====== Given data ======
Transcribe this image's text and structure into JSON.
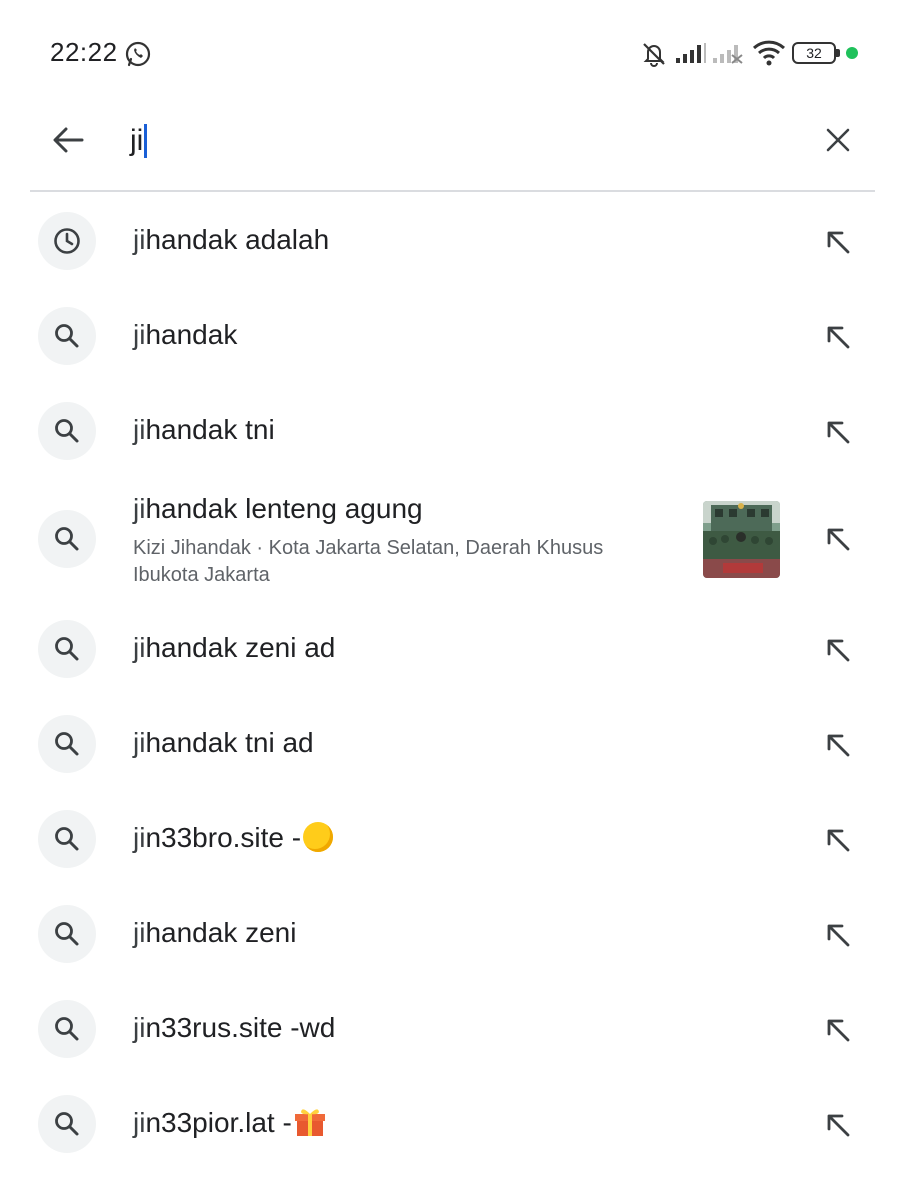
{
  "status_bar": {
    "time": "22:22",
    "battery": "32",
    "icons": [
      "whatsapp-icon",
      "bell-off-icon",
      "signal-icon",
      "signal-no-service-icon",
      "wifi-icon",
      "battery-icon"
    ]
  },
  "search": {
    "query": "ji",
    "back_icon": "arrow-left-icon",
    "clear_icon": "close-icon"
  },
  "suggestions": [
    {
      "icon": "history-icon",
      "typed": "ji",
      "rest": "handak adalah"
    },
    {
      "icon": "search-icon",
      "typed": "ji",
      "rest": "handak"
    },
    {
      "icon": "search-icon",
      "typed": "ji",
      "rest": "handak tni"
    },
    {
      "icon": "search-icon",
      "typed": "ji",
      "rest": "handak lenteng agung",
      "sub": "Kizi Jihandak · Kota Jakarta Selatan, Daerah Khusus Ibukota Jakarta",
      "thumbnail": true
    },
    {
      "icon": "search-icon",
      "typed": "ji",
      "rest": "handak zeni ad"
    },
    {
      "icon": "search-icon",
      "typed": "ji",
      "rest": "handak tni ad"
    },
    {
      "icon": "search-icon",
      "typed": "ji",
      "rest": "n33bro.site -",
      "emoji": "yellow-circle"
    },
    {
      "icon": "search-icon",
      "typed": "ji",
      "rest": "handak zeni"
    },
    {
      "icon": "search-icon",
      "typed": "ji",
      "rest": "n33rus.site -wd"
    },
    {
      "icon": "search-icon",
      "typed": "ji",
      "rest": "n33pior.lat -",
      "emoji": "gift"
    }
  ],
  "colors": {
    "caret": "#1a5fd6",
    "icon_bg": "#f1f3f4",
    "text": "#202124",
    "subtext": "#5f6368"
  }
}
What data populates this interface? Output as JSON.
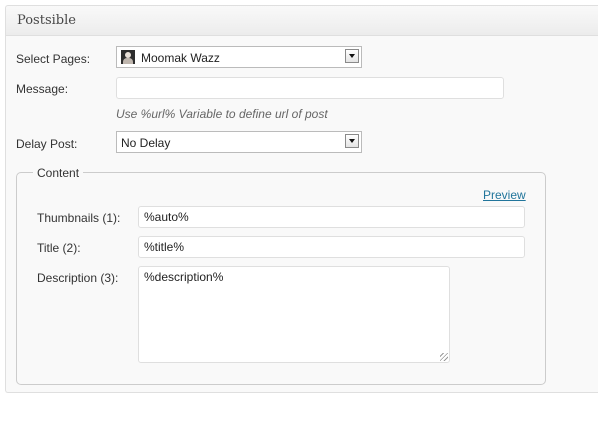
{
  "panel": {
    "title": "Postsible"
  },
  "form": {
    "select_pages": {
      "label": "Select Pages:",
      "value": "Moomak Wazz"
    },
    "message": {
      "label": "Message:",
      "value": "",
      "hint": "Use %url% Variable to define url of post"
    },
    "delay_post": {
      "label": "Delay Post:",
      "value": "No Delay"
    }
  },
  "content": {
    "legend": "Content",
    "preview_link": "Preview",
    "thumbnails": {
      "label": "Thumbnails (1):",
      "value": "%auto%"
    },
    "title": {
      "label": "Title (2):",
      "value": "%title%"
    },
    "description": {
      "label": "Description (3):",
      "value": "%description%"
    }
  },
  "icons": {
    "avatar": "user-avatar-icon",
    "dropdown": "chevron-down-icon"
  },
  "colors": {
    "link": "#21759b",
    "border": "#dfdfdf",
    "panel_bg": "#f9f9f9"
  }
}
======
Stated exercise
Your copy of the data should match it exactly, except that pictures are left out.

Right answer
Transcribe this image's text and structure into JSON.
{
  "status_bar": {
    "time": "22:22",
    "battery": "32",
    "icons": [
      "whatsapp-icon",
      "bell-off-icon",
      "signal-icon",
      "signal-no-service-icon",
      "wifi-icon",
      "battery-icon"
    ]
  },
  "search": {
    "query": "ji",
    "back_icon": "arrow-left-icon",
    "clear_icon": "close-icon"
  },
  "suggestions": [
    {
      "icon": "history-icon",
      "typed": "ji",
      "rest": "handak adalah"
    },
    {
      "icon": "search-icon",
      "typed": "ji",
      "rest": "handak"
    },
    {
      "icon": "search-icon",
      "typed": "ji",
      "rest": "handak tni"
    },
    {
      "icon": "search-icon",
      "typed": "ji",
      "rest": "handak lenteng agung",
      "sub": "Kizi Jihandak · Kota Jakarta Selatan, Daerah Khusus Ibukota Jakarta",
      "thumbnail": true
    },
    {
      "icon": "search-icon",
      "typed": "ji",
      "rest": "handak zeni ad"
    },
    {
      "icon": "search-icon",
      "typed": "ji",
      "rest": "handak tni ad"
    },
    {
      "icon": "search-icon",
      "typed": "ji",
      "rest": "n33bro.site -",
      "emoji": "yellow-circle"
    },
    {
      "icon": "search-icon",
      "typed": "ji",
      "rest": "handak zeni"
    },
    {
      "icon": "search-icon",
      "typed": "ji",
      "rest": "n33rus.site -wd"
    },
    {
      "icon": "search-icon",
      "typed": "ji",
      "rest": "n33pior.lat -",
      "emoji": "gift"
    }
  ],
  "colors": {
    "caret": "#1a5fd6",
    "icon_bg": "#f1f3f4",
    "text": "#202124",
    "subtext": "#5f6368"
  }
}
What data populates this interface? Output as JSON.
{
  "panel": {
    "title": "Postsible"
  },
  "form": {
    "select_pages": {
      "label": "Select Pages:",
      "value": "Moomak Wazz"
    },
    "message": {
      "label": "Message:",
      "value": "",
      "hint": "Use %url% Variable to define url of post"
    },
    "delay_post": {
      "label": "Delay Post:",
      "value": "No Delay"
    }
  },
  "content": {
    "legend": "Content",
    "preview_link": "Preview",
    "thumbnails": {
      "label": "Thumbnails (1):",
      "value": "%auto%"
    },
    "title": {
      "label": "Title (2):",
      "value": "%title%"
    },
    "description": {
      "label": "Description (3):",
      "value": "%description%"
    }
  },
  "icons": {
    "avatar": "user-avatar-icon",
    "dropdown": "chevron-down-icon"
  },
  "colors": {
    "link": "#21759b",
    "border": "#dfdfdf",
    "panel_bg": "#f9f9f9"
  }
}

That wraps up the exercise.